- WORK TO COMPLETE -
Would you quote the material below in full and unchanged?

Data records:

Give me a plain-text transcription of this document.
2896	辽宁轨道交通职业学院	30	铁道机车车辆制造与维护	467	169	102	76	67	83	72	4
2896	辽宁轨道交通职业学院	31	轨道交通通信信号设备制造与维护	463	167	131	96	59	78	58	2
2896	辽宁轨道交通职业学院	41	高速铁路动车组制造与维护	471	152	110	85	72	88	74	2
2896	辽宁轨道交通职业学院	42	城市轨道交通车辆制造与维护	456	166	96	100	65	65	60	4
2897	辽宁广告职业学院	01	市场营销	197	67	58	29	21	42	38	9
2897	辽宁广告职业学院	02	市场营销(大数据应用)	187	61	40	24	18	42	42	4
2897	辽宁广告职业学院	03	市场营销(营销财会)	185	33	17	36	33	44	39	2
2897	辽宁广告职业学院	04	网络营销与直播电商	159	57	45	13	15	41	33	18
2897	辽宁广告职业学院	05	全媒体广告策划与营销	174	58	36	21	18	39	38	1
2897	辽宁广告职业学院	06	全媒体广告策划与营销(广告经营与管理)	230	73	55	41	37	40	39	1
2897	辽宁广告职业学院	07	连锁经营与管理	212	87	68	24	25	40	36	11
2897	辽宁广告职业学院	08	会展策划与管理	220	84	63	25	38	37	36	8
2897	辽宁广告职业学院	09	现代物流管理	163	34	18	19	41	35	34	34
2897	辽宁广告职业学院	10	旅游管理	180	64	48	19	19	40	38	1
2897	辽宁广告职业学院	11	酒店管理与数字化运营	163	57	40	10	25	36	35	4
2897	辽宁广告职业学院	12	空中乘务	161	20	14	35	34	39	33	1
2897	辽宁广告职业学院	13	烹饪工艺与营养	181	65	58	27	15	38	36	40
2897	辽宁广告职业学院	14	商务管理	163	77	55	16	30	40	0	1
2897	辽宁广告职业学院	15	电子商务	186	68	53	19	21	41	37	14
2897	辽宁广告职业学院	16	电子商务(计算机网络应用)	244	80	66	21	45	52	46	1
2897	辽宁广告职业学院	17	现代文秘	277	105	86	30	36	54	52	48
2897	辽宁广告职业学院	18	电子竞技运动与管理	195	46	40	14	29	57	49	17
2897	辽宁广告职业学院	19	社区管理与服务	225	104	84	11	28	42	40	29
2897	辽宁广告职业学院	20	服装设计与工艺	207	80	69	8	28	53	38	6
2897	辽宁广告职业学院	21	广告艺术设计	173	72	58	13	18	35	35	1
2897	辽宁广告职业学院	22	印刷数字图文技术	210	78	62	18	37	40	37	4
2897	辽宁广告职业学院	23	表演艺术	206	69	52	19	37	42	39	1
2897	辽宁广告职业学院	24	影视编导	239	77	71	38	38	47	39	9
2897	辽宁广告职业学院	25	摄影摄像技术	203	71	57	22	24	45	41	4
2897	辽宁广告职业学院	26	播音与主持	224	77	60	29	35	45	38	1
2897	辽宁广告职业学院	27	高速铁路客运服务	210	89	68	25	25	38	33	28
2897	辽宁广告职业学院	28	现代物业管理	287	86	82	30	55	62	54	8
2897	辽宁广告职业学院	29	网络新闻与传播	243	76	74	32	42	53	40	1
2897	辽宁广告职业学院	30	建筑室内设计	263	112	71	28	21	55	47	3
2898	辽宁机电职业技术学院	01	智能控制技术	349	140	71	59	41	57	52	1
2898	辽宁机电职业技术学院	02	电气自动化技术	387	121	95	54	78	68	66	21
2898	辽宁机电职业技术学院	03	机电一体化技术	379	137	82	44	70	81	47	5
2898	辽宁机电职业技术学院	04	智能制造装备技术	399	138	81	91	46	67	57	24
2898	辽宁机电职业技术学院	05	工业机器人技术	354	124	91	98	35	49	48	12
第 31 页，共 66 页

- EXPECTED OUTPUT -
Give me a plain-text transcription of this document.
2896	辽宁轨道交通职业学院	30	铁道机车车辆制造与维护	467	169	102	76	67	83	72	4
2896	辽宁轨道交通职业学院	31	轨道交通通信信号设备制造与维护	463	167	131	96	59	78	58	2
2896	辽宁轨道交通职业学院	41	高速铁路动车组制造与维护	471	152	110	85	72	88	74	2
2896	辽宁轨道交通职业学院	42	城市轨道交通车辆制造与维护	456	166	96	100	65	65	60	4
2897	辽宁广告职业学院	01	市场营销	197	67	58	29	21	42	38	9
2897	辽宁广告职业学院	02	市场营销(大数据应用)	187	61	40	24	18	42	42	4
2897	辽宁广告职业学院	03	市场营销(营销财会)	185	33	17	36	33	44	39	2
2897	辽宁广告职业学院	04	网络营销与直播电商	159	57	45	13	15	41	33	18
2897	辽宁广告职业学院	05	全媒体广告策划与营销	174	58	36	21	18	39	38	1
2897	辽宁广告职业学院	06	全媒体广告策划与营销(广告经营与管理)	230	73	55	41	37	40	39	1
2897	辽宁广告职业学院	07	连锁经营与管理	212	87	68	24	25	40	36	11
2897	辽宁广告职业学院	08	会展策划与管理	220	84	63	25	38	37	36	8
2897	辽宁广告职业学院	09	现代物流管理	163	34	18	19	41	35	34	34
2897	辽宁广告职业学院	10	旅游管理	180	64	48	19	19	40	38	1
2897	辽宁广告职业学院	11	酒店管理与数字化运营	163	57	40	10	25	36	35	4
2897	辽宁广告职业学院	12	空中乘务	161	20	14	35	34	39	33	1
2897	辽宁广告职业学院	13	烹饪工艺与营养	181	65	58	27	15	38	36	40
2897	辽宁广告职业学院	14	商务管理	163	77	55	16	30	40	0	1
2897	辽宁广告职业学院	15	电子商务	186	68	53	19	21	41	37	14
2897	辽宁广告职业学院	16	电子商务(计算机网络应用)	244	80	66	21	45	52	46	1
2897	辽宁广告职业学院	17	现代文秘	277	105	86	30	36	54	52	48
2897	辽宁广告职业学院	18	电子竞技运动与管理	195	46	40	14	29	57	49	17
2897	辽宁广告职业学院	19	社区管理与服务	225	104	84	11	28	42	40	29
2897	辽宁广告职业学院	20	服装设计与工艺	207	80	69	8	28	53	38	6
2897	辽宁广告职业学院	21	广告艺术设计	173	72	58	13	18	35	35	1
2897	辽宁广告职业学院	22	印刷数字图文技术	210	78	62	18	37	40	37	4
2897	辽宁广告职业学院	23	表演艺术	206	69	52	19	37	42	39	1
2897	辽宁广告职业学院	24	影视编导	239	77	71	38	38	47	39	9
2897	辽宁广告职业学院	25	摄影摄像技术	203	71	57	22	24	45	41	4
2897	辽宁广告职业学院	26	播音与主持	224	77	60	29	35	45	38	1
2897	辽宁广告职业学院	27	高速铁路客运服务	210	89	68	25	25	38	33	28
2897	辽宁广告职业学院	28	现代物业管理	287	86	82	30	55	62	54	8
2897	辽宁广告职业学院	29	网络新闻与传播	243	76	74	32	42	53	40	1
2897	辽宁广告职业学院	30	建筑室内设计	263	112	71	28	21	55	47	3
2898	辽宁机电职业技术学院	01	智能控制技术	349	140	71	59	41	57	52	1
2898	辽宁机电职业技术学院	02	电气自动化技术	387	121	95	54	78	68	66	21
2898	辽宁机电职业技术学院	03	机电一体化技术	379	137	82	44	70	81	47	5
2898	辽宁机电职业技术学院	04	智能制造装备技术	399	138	81	91	46	67	57	24
2898	辽宁机电职业技术学院	05	工业机器人技术	354	124	91	98	35	49	48	12
第 31 页，共 66 页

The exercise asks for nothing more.